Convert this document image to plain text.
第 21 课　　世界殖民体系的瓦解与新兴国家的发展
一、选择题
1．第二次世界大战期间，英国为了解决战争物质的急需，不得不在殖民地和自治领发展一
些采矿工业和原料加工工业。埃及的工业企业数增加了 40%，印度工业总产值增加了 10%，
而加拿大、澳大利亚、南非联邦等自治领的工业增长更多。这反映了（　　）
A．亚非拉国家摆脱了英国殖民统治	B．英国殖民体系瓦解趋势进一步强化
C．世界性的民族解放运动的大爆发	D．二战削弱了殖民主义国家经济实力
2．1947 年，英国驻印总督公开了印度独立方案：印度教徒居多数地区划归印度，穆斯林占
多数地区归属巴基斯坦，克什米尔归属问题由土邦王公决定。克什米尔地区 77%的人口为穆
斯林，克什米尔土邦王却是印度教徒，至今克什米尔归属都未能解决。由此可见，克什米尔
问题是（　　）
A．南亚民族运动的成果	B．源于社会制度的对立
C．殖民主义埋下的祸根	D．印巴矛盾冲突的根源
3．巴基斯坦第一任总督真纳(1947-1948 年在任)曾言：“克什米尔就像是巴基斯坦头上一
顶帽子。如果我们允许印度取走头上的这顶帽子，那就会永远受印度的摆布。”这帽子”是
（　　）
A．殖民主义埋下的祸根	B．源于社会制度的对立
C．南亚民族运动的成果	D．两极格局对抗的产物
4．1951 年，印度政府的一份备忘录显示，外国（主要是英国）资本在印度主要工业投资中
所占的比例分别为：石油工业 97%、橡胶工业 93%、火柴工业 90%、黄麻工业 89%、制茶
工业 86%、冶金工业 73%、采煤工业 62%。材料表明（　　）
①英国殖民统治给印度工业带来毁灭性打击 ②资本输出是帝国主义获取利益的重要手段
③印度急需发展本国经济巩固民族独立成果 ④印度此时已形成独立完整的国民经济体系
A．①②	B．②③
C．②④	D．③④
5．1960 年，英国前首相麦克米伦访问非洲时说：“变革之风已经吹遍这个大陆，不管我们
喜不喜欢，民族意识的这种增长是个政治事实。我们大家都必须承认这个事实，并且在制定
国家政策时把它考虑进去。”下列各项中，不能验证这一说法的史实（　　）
======
• **SET EXERCISE**
Emit the records above again, exactly, with no line skipped.

• **ANSWER TO THE PROBLEM**
Convert this document image to plain text.
第 21 课　　世界殖民体系的瓦解与新兴国家的发展
一、选择题
1．第二次世界大战期间，英国为了解决战争物质的急需，不得不在殖民地和自治领发展一
些采矿工业和原料加工工业。埃及的工业企业数增加了 40%，印度工业总产值增加了 10%，
而加拿大、澳大利亚、南非联邦等自治领的工业增长更多。这反映了（　　）
A．亚非拉国家摆脱了英国殖民统治	B．英国殖民体系瓦解趋势进一步强化
C．世界性的民族解放运动的大爆发	D．二战削弱了殖民主义国家经济实力
2．1947 年，英国驻印总督公开了印度独立方案：印度教徒居多数地区划归印度，穆斯林占
多数地区归属巴基斯坦，克什米尔归属问题由土邦王公决定。克什米尔地区 77%的人口为穆
斯林，克什米尔土邦王却是印度教徒，至今克什米尔归属都未能解决。由此可见，克什米尔
问题是（　　）
A．南亚民族运动的成果	B．源于社会制度的对立
C．殖民主义埋下的祸根	D．印巴矛盾冲突的根源
3．巴基斯坦第一任总督真纳(1947-1948 年在任)曾言：“克什米尔就像是巴基斯坦头上一
顶帽子。如果我们允许印度取走头上的这顶帽子，那就会永远受印度的摆布。”这帽子”是
（　　）
A．殖民主义埋下的祸根	B．源于社会制度的对立
C．南亚民族运动的成果	D．两极格局对抗的产物
4．1951 年，印度政府的一份备忘录显示，外国（主要是英国）资本在印度主要工业投资中
所占的比例分别为：石油工业 97%、橡胶工业 93%、火柴工业 90%、黄麻工业 89%、制茶
工业 86%、冶金工业 73%、采煤工业 62%。材料表明（　　）
①英国殖民统治给印度工业带来毁灭性打击 ②资本输出是帝国主义获取利益的重要手段
③印度急需发展本国经济巩固民族独立成果 ④印度此时已形成独立完整的国民经济体系
A．①②	B．②③
C．②④	D．③④
5．1960 年，英国前首相麦克米伦访问非洲时说：“变革之风已经吹遍这个大陆，不管我们
喜不喜欢，民族意识的这种增长是个政治事实。我们大家都必须承认这个事实，并且在制定
国家政策时把它考虑进去。”下列各项中，不能验证这一说法的史实（　　）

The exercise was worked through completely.